[Stored data entries]

---*---

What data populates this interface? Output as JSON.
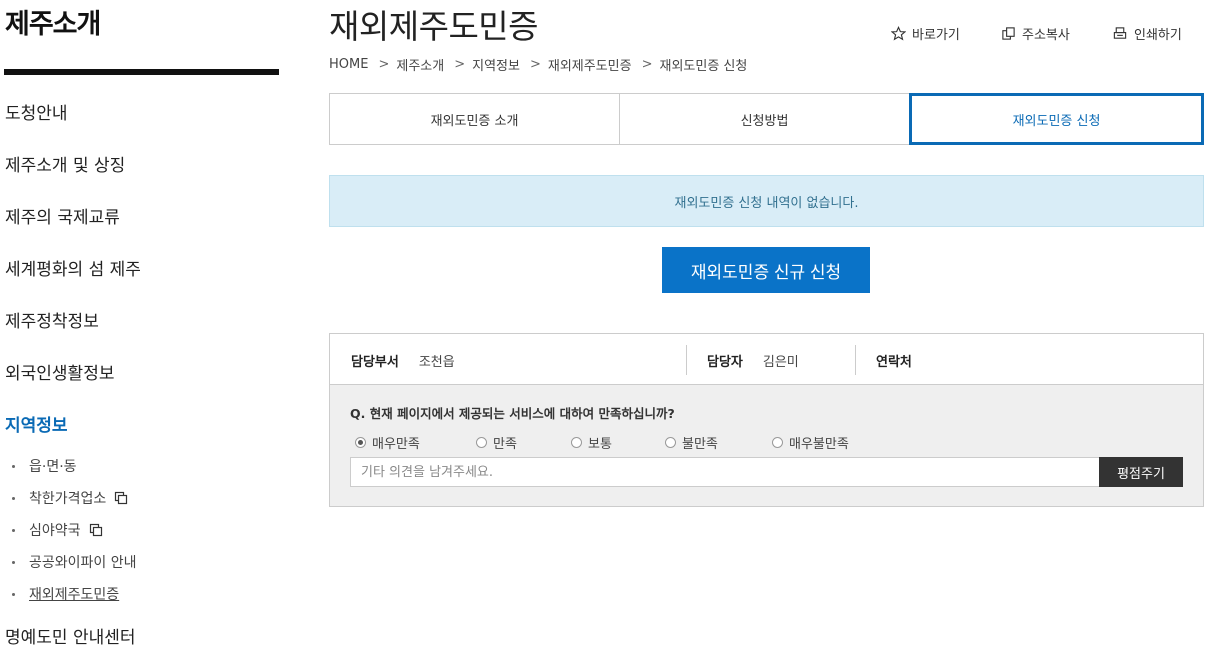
{
  "sidebar": {
    "title": "제주소개",
    "menu": [
      {
        "label": "도청안내"
      },
      {
        "label": "제주소개 및 상징"
      },
      {
        "label": "제주의 국제교류"
      },
      {
        "label": "세계평화의 섬 제주"
      },
      {
        "label": "제주정착정보"
      },
      {
        "label": "외국인생활정보"
      },
      {
        "label": "지역정보"
      }
    ],
    "submenu": [
      {
        "label": "읍·면·동",
        "external": false
      },
      {
        "label": "착한가격업소",
        "external": true
      },
      {
        "label": "심야약국",
        "external": true
      },
      {
        "label": "공공와이파이 안내",
        "external": false
      },
      {
        "label": "재외제주도민증",
        "external": false
      }
    ],
    "bottom_item": "명예도민 안내센터",
    "active_color": "#0a6ab5"
  },
  "header": {
    "title": "재외제주도민증",
    "utils": {
      "shortcut": "바로가기",
      "copy_address": "주소복사",
      "print": "인쇄하기"
    },
    "breadcrumb": [
      "HOME",
      "제주소개",
      "지역정보",
      "재외제주도민증",
      "재외도민증 신청"
    ]
  },
  "tabs": [
    {
      "label": "재외도민증 소개"
    },
    {
      "label": "신청방법"
    },
    {
      "label": "재외도민증 신청"
    }
  ],
  "notice": "재외도민증 신청 내역이 없습니다.",
  "apply_button": "재외도민증 신규 신청",
  "contact": {
    "dept_label": "담당부서",
    "dept_value": "조천읍",
    "person_label": "담당자",
    "person_value": "김은미",
    "phone_label": "연락처",
    "phone_value": ""
  },
  "survey": {
    "question": "Q. 현재 페이지에서 제공되는 서비스에 대하여 만족하십니까?",
    "options": [
      "매우만족",
      "만족",
      "보통",
      "불만족",
      "매우불만족"
    ],
    "selected": "매우만족",
    "comment_placeholder": "기타 의견을 남겨주세요.",
    "submit_label": "평점주기"
  },
  "colors": {
    "accent": "#0a6ab5",
    "button": "#0a73c8",
    "notice_bg": "#d9edf7",
    "dark_button": "#333333"
  }
}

---*---

DIRECTIONS FOR THIS TASK:
Nothing in the entries above should change when they are printed again, except that the pictures are dropped.

COMPLETE ANSWER:
What data populates this interface? Output as JSON.
{
  "sidebar": {
    "title": "제주소개",
    "menu": [
      {
        "label": "도청안내"
      },
      {
        "label": "제주소개 및 상징"
      },
      {
        "label": "제주의 국제교류"
      },
      {
        "label": "세계평화의 섬 제주"
      },
      {
        "label": "제주정착정보"
      },
      {
        "label": "외국인생활정보"
      },
      {
        "label": "지역정보"
      }
    ],
    "submenu": [
      {
        "label": "읍·면·동",
        "external": false
      },
      {
        "label": "착한가격업소",
        "external": true
      },
      {
        "label": "심야약국",
        "external": true
      },
      {
        "label": "공공와이파이 안내",
        "external": false
      },
      {
        "label": "재외제주도민증",
        "external": false
      }
    ],
    "bottom_item": "명예도민 안내센터",
    "active_color": "#0a6ab5"
  },
  "header": {
    "title": "재외제주도민증",
    "utils": {
      "shortcut": "바로가기",
      "copy_address": "주소복사",
      "print": "인쇄하기"
    },
    "breadcrumb": [
      "HOME",
      "제주소개",
      "지역정보",
      "재외제주도민증",
      "재외도민증 신청"
    ]
  },
  "tabs": [
    {
      "label": "재외도민증 소개"
    },
    {
      "label": "신청방법"
    },
    {
      "label": "재외도민증 신청"
    }
  ],
  "notice": "재외도민증 신청 내역이 없습니다.",
  "apply_button": "재외도민증 신규 신청",
  "contact": {
    "dept_label": "담당부서",
    "dept_value": "조천읍",
    "person_label": "담당자",
    "person_value": "김은미",
    "phone_label": "연락처",
    "phone_value": ""
  },
  "survey": {
    "question": "Q. 현재 페이지에서 제공되는 서비스에 대하여 만족하십니까?",
    "options": [
      "매우만족",
      "만족",
      "보통",
      "불만족",
      "매우불만족"
    ],
    "selected": "매우만족",
    "comment_placeholder": "기타 의견을 남겨주세요.",
    "submit_label": "평점주기"
  },
  "colors": {
    "accent": "#0a6ab5",
    "button": "#0a73c8",
    "notice_bg": "#d9edf7",
    "dark_button": "#333333"
  }
}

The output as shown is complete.